* [TO BE DONE]: Write every line of the material out exactly as shown.

* [RECORDS FOR THIS EXERCISE]:
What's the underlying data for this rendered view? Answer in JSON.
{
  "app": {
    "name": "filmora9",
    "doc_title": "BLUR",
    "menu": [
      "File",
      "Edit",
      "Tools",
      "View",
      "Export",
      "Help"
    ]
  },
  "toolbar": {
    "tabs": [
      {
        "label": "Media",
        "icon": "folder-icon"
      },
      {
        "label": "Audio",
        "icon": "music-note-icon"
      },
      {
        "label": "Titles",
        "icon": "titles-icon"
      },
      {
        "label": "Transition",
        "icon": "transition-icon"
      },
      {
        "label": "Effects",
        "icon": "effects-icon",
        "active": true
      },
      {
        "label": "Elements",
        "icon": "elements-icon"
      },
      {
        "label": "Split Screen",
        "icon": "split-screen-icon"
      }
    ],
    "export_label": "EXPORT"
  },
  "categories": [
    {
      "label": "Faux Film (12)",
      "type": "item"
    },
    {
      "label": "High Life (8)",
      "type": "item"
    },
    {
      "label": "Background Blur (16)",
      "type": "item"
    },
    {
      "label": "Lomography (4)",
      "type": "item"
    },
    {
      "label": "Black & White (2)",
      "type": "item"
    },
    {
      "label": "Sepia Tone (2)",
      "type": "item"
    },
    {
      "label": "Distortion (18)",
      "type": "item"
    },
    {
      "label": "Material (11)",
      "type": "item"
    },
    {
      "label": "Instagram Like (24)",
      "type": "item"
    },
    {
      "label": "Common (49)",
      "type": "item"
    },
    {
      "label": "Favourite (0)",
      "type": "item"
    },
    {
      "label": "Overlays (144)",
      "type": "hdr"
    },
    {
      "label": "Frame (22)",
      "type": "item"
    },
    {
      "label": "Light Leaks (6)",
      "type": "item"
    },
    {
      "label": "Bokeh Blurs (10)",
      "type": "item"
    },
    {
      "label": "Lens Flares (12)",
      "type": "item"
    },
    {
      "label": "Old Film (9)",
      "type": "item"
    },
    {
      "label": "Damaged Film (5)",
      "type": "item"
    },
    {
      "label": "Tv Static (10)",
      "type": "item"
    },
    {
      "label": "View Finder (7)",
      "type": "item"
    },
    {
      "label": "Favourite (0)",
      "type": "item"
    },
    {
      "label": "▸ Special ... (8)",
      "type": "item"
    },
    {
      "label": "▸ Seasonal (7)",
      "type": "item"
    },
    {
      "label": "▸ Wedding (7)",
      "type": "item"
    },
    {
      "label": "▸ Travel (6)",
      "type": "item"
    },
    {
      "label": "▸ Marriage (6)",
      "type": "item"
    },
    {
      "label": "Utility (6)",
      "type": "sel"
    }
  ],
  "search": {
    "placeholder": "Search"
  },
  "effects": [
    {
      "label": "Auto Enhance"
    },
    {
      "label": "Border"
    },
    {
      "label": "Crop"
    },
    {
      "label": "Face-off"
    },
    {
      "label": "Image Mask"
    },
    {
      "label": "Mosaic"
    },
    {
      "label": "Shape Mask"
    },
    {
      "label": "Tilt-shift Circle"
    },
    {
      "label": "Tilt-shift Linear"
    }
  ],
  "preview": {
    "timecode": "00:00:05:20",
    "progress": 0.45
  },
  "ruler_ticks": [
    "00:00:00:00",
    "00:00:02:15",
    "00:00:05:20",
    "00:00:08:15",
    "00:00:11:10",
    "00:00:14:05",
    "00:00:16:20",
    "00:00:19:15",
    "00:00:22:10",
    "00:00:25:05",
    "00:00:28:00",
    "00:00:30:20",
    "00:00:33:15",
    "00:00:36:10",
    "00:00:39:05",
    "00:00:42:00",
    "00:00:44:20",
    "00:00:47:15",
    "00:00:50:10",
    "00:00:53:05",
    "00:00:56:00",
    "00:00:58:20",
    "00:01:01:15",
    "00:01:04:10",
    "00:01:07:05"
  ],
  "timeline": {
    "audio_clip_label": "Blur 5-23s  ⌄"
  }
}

* [OUTPUT]:
What's the underlying data for this rendered view? Answer in JSON.
{
  "app": {
    "name": "filmora9",
    "doc_title": "BLUR",
    "menu": [
      "File",
      "Edit",
      "Tools",
      "View",
      "Export",
      "Help"
    ]
  },
  "toolbar": {
    "tabs": [
      {
        "label": "Media",
        "icon": "folder-icon"
      },
      {
        "label": "Audio",
        "icon": "music-note-icon"
      },
      {
        "label": "Titles",
        "icon": "titles-icon"
      },
      {
        "label": "Transition",
        "icon": "transition-icon"
      },
      {
        "label": "Effects",
        "icon": "effects-icon",
        "active": true
      },
      {
        "label": "Elements",
        "icon": "elements-icon"
      },
      {
        "label": "Split Screen",
        "icon": "split-screen-icon"
      }
    ],
    "export_label": "EXPORT"
  },
  "categories": [
    {
      "label": "Faux Film (12)",
      "type": "item"
    },
    {
      "label": "High Life (8)",
      "type": "item"
    },
    {
      "label": "Background Blur (16)",
      "type": "item"
    },
    {
      "label": "Lomography (4)",
      "type": "item"
    },
    {
      "label": "Black & White (2)",
      "type": "item"
    },
    {
      "label": "Sepia Tone (2)",
      "type": "item"
    },
    {
      "label": "Distortion (18)",
      "type": "item"
    },
    {
      "label": "Material (11)",
      "type": "item"
    },
    {
      "label": "Instagram Like (24)",
      "type": "item"
    },
    {
      "label": "Common (49)",
      "type": "item"
    },
    {
      "label": "Favourite (0)",
      "type": "item"
    },
    {
      "label": "Overlays (144)",
      "type": "hdr"
    },
    {
      "label": "Frame (22)",
      "type": "item"
    },
    {
      "label": "Light Leaks (6)",
      "type": "item"
    },
    {
      "label": "Bokeh Blurs (10)",
      "type": "item"
    },
    {
      "label": "Lens Flares (12)",
      "type": "item"
    },
    {
      "label": "Old Film (9)",
      "type": "item"
    },
    {
      "label": "Damaged Film (5)",
      "type": "item"
    },
    {
      "label": "Tv Static (10)",
      "type": "item"
    },
    {
      "label": "View Finder (7)",
      "type": "item"
    },
    {
      "label": "Favourite (0)",
      "type": "item"
    },
    {
      "label": "▸ Special ... (8)",
      "type": "item"
    },
    {
      "label": "▸ Seasonal (7)",
      "type": "item"
    },
    {
      "label": "▸ Wedding (7)",
      "type": "item"
    },
    {
      "label": "▸ Travel (6)",
      "type": "item"
    },
    {
      "label": "▸ Marriage (6)",
      "type": "item"
    },
    {
      "label": "Utility (6)",
      "type": "sel"
    }
  ],
  "search": {
    "placeholder": "Search"
  },
  "effects": [
    {
      "label": "Auto Enhance"
    },
    {
      "label": "Border"
    },
    {
      "label": "Crop"
    },
    {
      "label": "Face-off"
    },
    {
      "label": "Image Mask"
    },
    {
      "label": "Mosaic"
    },
    {
      "label": "Shape Mask"
    },
    {
      "label": "Tilt-shift Circle"
    },
    {
      "label": "Tilt-shift Linear"
    }
  ],
  "preview": {
    "timecode": "00:00:05:20",
    "progress": 0.45
  },
  "ruler_ticks": [
    "00:00:00:00",
    "00:00:02:15",
    "00:00:05:20",
    "00:00:08:15",
    "00:00:11:10",
    "00:00:14:05",
    "00:00:16:20",
    "00:00:19:15",
    "00:00:22:10",
    "00:00:25:05",
    "00:00:28:00",
    "00:00:30:20",
    "00:00:33:15",
    "00:00:36:10",
    "00:00:39:05",
    "00:00:42:00",
    "00:00:44:20",
    "00:00:47:15",
    "00:00:50:10",
    "00:00:53:05",
    "00:00:56:00",
    "00:00:58:20",
    "00:01:01:15",
    "00:01:04:10",
    "00:01:07:05"
  ],
  "timeline": {
    "audio_clip_label": "Blur 5-23s  ⌄"
  }
}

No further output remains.